- [AIM OF THE TASK] Reproduce each of the following items line for line, without any changes, and omit the pictures from your answer.

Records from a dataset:
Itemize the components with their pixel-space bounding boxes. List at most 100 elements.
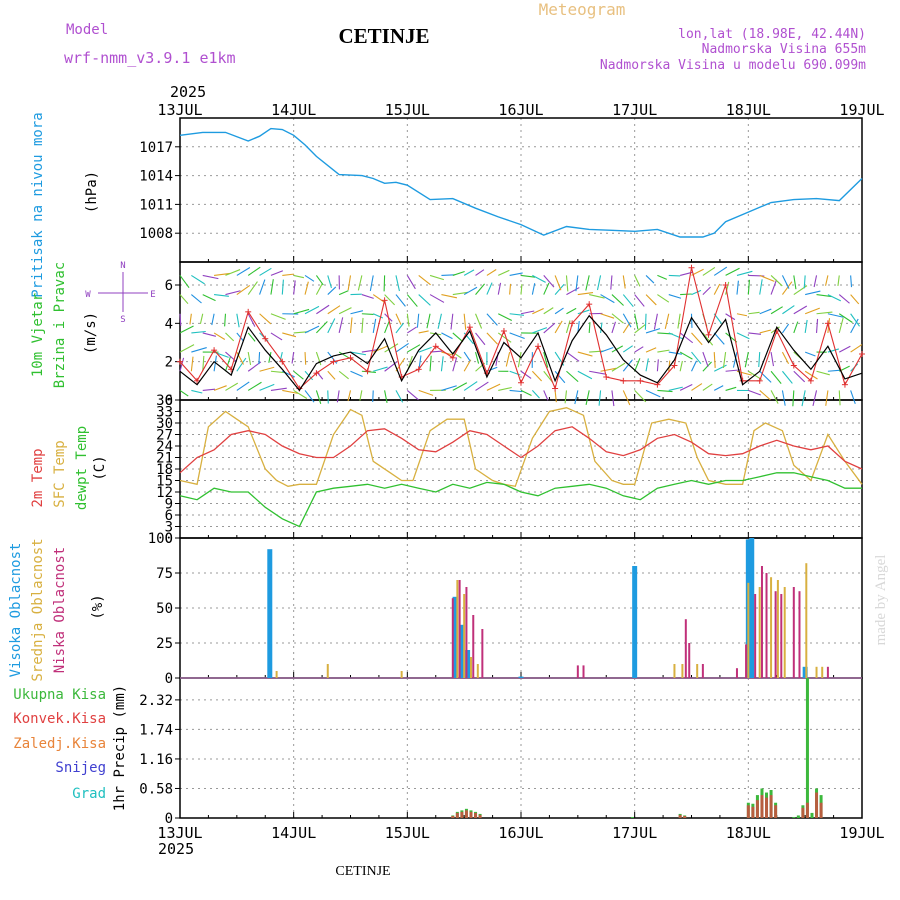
wind-barb-arrow bbox=[634, 313, 639, 330]
low-cloud-bar bbox=[465, 587, 468, 678]
wind-barb-arrow bbox=[713, 385, 724, 391]
wind-barb-arrow bbox=[577, 292, 594, 296]
x-tick-label-top: 18JUL bbox=[726, 101, 771, 119]
wind-barb-arrow bbox=[736, 313, 748, 317]
wind-barb-arrow bbox=[770, 351, 775, 367]
wind-barb-arrow bbox=[338, 290, 349, 296]
conv-precip-bar bbox=[751, 806, 755, 818]
product-title: Meteogram bbox=[539, 0, 626, 19]
x-tick-label-top: 14JUL bbox=[271, 101, 316, 119]
wind-barb-arrow bbox=[236, 284, 251, 296]
wind-barb-arrow bbox=[486, 366, 498, 372]
high-cloud-bar bbox=[802, 666, 808, 678]
wind-barb-arrow bbox=[679, 351, 693, 360]
mid-cloud-bar bbox=[275, 671, 278, 678]
y-tick-label: 50 bbox=[156, 601, 173, 617]
wind-barb-arrow bbox=[611, 313, 624, 324]
wind-barb-arrow bbox=[645, 275, 655, 284]
wind-barb-arrow bbox=[566, 370, 579, 383]
wind-barb-arrow bbox=[520, 284, 523, 295]
wind-barb-arrow bbox=[384, 343, 399, 353]
wind-barb-arrow bbox=[736, 280, 739, 295]
wind-barb-arrow bbox=[293, 370, 304, 380]
high-cloud-bar bbox=[452, 596, 458, 678]
wind-barb-arrow bbox=[475, 351, 480, 364]
wind-barb-arrow bbox=[268, 351, 272, 363]
wind-barb-arrow bbox=[759, 390, 771, 401]
wind-barb-arrow bbox=[463, 381, 478, 391]
wind-barb-arrow bbox=[566, 287, 580, 296]
y-tick-label: 2.32 bbox=[139, 693, 173, 709]
wind-barb-arrow bbox=[801, 390, 806, 407]
wind-barb-arrow bbox=[406, 313, 410, 327]
y-tick-label: 0.58 bbox=[139, 781, 173, 797]
wind-barb-arrow bbox=[748, 389, 761, 396]
x-tick-label-top: 13JUL bbox=[157, 101, 202, 119]
wind-barb-arrow bbox=[532, 327, 548, 334]
mid-cloud-bar bbox=[469, 657, 472, 678]
wind-barb-arrow bbox=[611, 362, 626, 372]
wind-barb-arrow bbox=[622, 294, 634, 308]
conv-precip-bar bbox=[746, 805, 750, 818]
wind-barb-arrow bbox=[213, 355, 217, 372]
year-label-top: 2025 bbox=[170, 83, 206, 101]
wind-barb-arrow bbox=[600, 313, 615, 319]
conv-precip-bar bbox=[478, 814, 482, 818]
precip-ylabel: 1hr Precip (mm) bbox=[112, 685, 128, 811]
wind-barb-arrow bbox=[293, 308, 310, 315]
wind-barb-arrow bbox=[373, 366, 388, 372]
total-precip-bar bbox=[810, 812, 814, 818]
wind-barb-arrow bbox=[315, 283, 323, 295]
wind-barb-arrow bbox=[543, 351, 549, 368]
wind-barb-arrow bbox=[291, 352, 295, 364]
wind-barb-arrow bbox=[259, 313, 272, 325]
wind-barb-arrow bbox=[600, 347, 614, 353]
x-tick-label-bottom: 15JUL bbox=[385, 824, 430, 842]
wind-barb-arrow bbox=[316, 321, 328, 334]
wind-barb-arrow bbox=[509, 389, 523, 393]
compass-rose-icon: N S E W bbox=[85, 261, 155, 325]
wind-barb-arrow bbox=[611, 321, 617, 334]
wind-barb-arrow bbox=[361, 313, 374, 316]
temp-ylabel-2: SFC Temp bbox=[52, 440, 68, 507]
wind-barb-arrow bbox=[189, 313, 192, 325]
model-label: Model bbox=[66, 22, 108, 38]
wind-barb-arrow bbox=[770, 275, 783, 287]
wind-barb-arrow bbox=[566, 351, 580, 362]
wind-barb-arrow bbox=[281, 279, 284, 295]
wind-barb-arrow bbox=[395, 342, 409, 353]
wind-barb-arrow bbox=[732, 351, 738, 368]
wind-barb-arrow bbox=[543, 282, 550, 295]
wind-barb-arrow bbox=[825, 275, 829, 286]
conv-precip-bar bbox=[469, 811, 473, 818]
wind-barb-arrow bbox=[270, 370, 286, 374]
mid-cloud-bar bbox=[821, 666, 824, 678]
wind-barb-arrow bbox=[804, 319, 808, 334]
wind-barb-arrow bbox=[418, 330, 429, 334]
wind-barb-arrow bbox=[554, 307, 564, 315]
wind-barb-arrow bbox=[486, 332, 498, 345]
wind-barb-arrow bbox=[463, 286, 478, 296]
wind-barb-arrow bbox=[426, 313, 431, 329]
wind-ylabel-1: 10m Vjetar bbox=[30, 293, 46, 377]
low-cloud-bar bbox=[472, 615, 475, 678]
wind-barb-arrow bbox=[202, 332, 217, 337]
wind-barb-arrow bbox=[270, 332, 283, 341]
high-cloud-bar bbox=[632, 566, 638, 678]
wind-barb-arrow bbox=[225, 382, 239, 391]
wind-barb-arrow bbox=[327, 286, 337, 295]
wind-barb-arrow bbox=[429, 355, 432, 372]
wind-barb-arrow bbox=[793, 321, 799, 334]
y-tick-label: 25 bbox=[156, 636, 173, 652]
wind-barb-arrow bbox=[247, 281, 258, 295]
wind-barb-arrow bbox=[463, 269, 475, 276]
wind-barb-arrow bbox=[225, 332, 235, 342]
wind-barb-arrow bbox=[406, 294, 418, 307]
conv-precip-bar bbox=[815, 792, 819, 818]
wind-barb-arrow bbox=[304, 305, 320, 315]
conv-precip-bar bbox=[678, 814, 682, 818]
dewpoint-line bbox=[179, 472, 862, 528]
wind-barb-arrow bbox=[589, 370, 606, 375]
mid-cloud-bar bbox=[747, 582, 750, 678]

- [WORKED SOLUTION]
Itemize the components with their pixel-space bounding boxes. List at most 100 elements.
wind-barb-arrow bbox=[634, 313, 639, 330]
low-cloud-bar bbox=[465, 587, 468, 678]
wind-barb-arrow bbox=[713, 385, 724, 391]
wind-barb-arrow bbox=[577, 292, 594, 296]
x-tick-label-top: 18JUL bbox=[726, 101, 771, 119]
wind-barb-arrow bbox=[736, 313, 748, 317]
wind-barb-arrow bbox=[770, 351, 775, 367]
wind-barb-arrow bbox=[338, 290, 349, 296]
conv-precip-bar bbox=[751, 806, 755, 818]
product-title: Meteogram bbox=[539, 0, 626, 19]
x-tick-label-top: 14JUL bbox=[271, 101, 316, 119]
wind-barb-arrow bbox=[236, 284, 251, 296]
wind-barb-arrow bbox=[486, 366, 498, 372]
high-cloud-bar bbox=[802, 666, 808, 678]
wind-barb-arrow bbox=[679, 351, 693, 360]
mid-cloud-bar bbox=[275, 671, 278, 678]
y-tick-label: 50 bbox=[156, 601, 173, 617]
wind-barb-arrow bbox=[611, 313, 624, 324]
wind-barb-arrow bbox=[645, 275, 655, 284]
wind-barb-arrow bbox=[566, 370, 579, 383]
wind-barb-arrow bbox=[520, 284, 523, 295]
wind-barb-arrow bbox=[384, 343, 399, 353]
wind-barb-arrow bbox=[736, 280, 739, 295]
wind-barb-arrow bbox=[293, 370, 304, 380]
high-cloud-bar bbox=[452, 596, 458, 678]
wind-barb-arrow bbox=[475, 351, 480, 364]
wind-barb-arrow bbox=[268, 351, 272, 363]
wind-barb-arrow bbox=[759, 390, 771, 401]
wind-barb-arrow bbox=[463, 381, 478, 391]
wind-barb-arrow bbox=[566, 287, 580, 296]
y-tick-label: 2.32 bbox=[139, 693, 173, 709]
wind-barb-arrow bbox=[801, 390, 806, 407]
wind-barb-arrow bbox=[406, 313, 410, 327]
y-tick-label: 0.58 bbox=[139, 781, 173, 797]
wind-barb-arrow bbox=[748, 389, 761, 396]
x-tick-label-top: 13JUL bbox=[157, 101, 202, 119]
wind-barb-arrow bbox=[532, 327, 548, 334]
mid-cloud-bar bbox=[469, 657, 472, 678]
wind-barb-arrow bbox=[611, 362, 626, 372]
wind-barb-arrow bbox=[622, 294, 634, 308]
conv-precip-bar bbox=[746, 805, 750, 818]
wind-barb-arrow bbox=[213, 355, 217, 372]
year-label-top: 2025 bbox=[170, 83, 206, 101]
wind-barb-arrow bbox=[600, 313, 615, 319]
conv-precip-bar bbox=[478, 814, 482, 818]
precip-ylabel: 1hr Precip (mm) bbox=[112, 685, 128, 811]
wind-barb-arrow bbox=[293, 308, 310, 315]
wind-barb-arrow bbox=[373, 366, 388, 372]
total-precip-bar bbox=[810, 812, 814, 818]
wind-barb-arrow bbox=[315, 283, 323, 295]
wind-barb-arrow bbox=[543, 351, 549, 368]
wind-barb-arrow bbox=[291, 352, 295, 364]
wind-barb-arrow bbox=[259, 313, 272, 325]
wind-barb-arrow bbox=[600, 347, 614, 353]
x-tick-label-bottom: 15JUL bbox=[385, 824, 430, 842]
wind-barb-arrow bbox=[316, 321, 328, 334]
wind-barb-arrow bbox=[509, 389, 523, 393]
compass-rose-icon: N S E W bbox=[85, 261, 155, 325]
wind-barb-arrow bbox=[611, 321, 617, 334]
wind-barb-arrow bbox=[361, 313, 374, 316]
temp-ylabel-2: SFC Temp bbox=[52, 440, 68, 507]
wind-barb-arrow bbox=[189, 313, 192, 325]
model-label: Model bbox=[66, 22, 108, 38]
wind-barb-arrow bbox=[770, 275, 783, 287]
wind-barb-arrow bbox=[566, 351, 580, 362]
wind-barb-arrow bbox=[281, 279, 284, 295]
wind-barb-arrow bbox=[395, 342, 409, 353]
wind-barb-arrow bbox=[732, 351, 738, 368]
wind-barb-arrow bbox=[543, 282, 550, 295]
wind-barb-arrow bbox=[825, 275, 829, 286]
conv-precip-bar bbox=[469, 811, 473, 818]
wind-barb-arrow bbox=[270, 370, 286, 374]
mid-cloud-bar bbox=[821, 666, 824, 678]
wind-barb-arrow bbox=[804, 319, 808, 334]
wind-barb-arrow bbox=[418, 330, 429, 334]
wind-barb-arrow bbox=[554, 307, 564, 315]
wind-barb-arrow bbox=[486, 332, 498, 345]
wind-barb-arrow bbox=[463, 286, 478, 296]
wind-barb-arrow bbox=[426, 313, 431, 329]
wind-ylabel-1: 10m Vjetar bbox=[30, 293, 46, 377]
low-cloud-bar bbox=[472, 615, 475, 678]
wind-barb-arrow bbox=[202, 332, 217, 337]
wind-barb-arrow bbox=[270, 332, 283, 341]
high-cloud-bar bbox=[632, 566, 638, 678]
wind-barb-arrow bbox=[225, 382, 239, 391]
wind-barb-arrow bbox=[327, 286, 337, 295]
wind-barb-arrow bbox=[429, 355, 432, 372]
wind-barb-arrow bbox=[793, 321, 799, 334]
y-tick-label: 25 bbox=[156, 636, 173, 652]
wind-barb-arrow bbox=[247, 281, 258, 295]
wind-barb-arrow bbox=[463, 269, 475, 276]
wind-barb-arrow bbox=[225, 332, 235, 342]
wind-barb-arrow bbox=[406, 294, 418, 307]
conv-precip-bar bbox=[815, 792, 819, 818]
wind-barb-arrow bbox=[304, 305, 320, 315]
conv-precip-bar bbox=[678, 814, 682, 818]
dewpoint-line bbox=[179, 472, 862, 528]
wind-barb-arrow bbox=[589, 370, 606, 375]
mid-cloud-bar bbox=[747, 582, 750, 678]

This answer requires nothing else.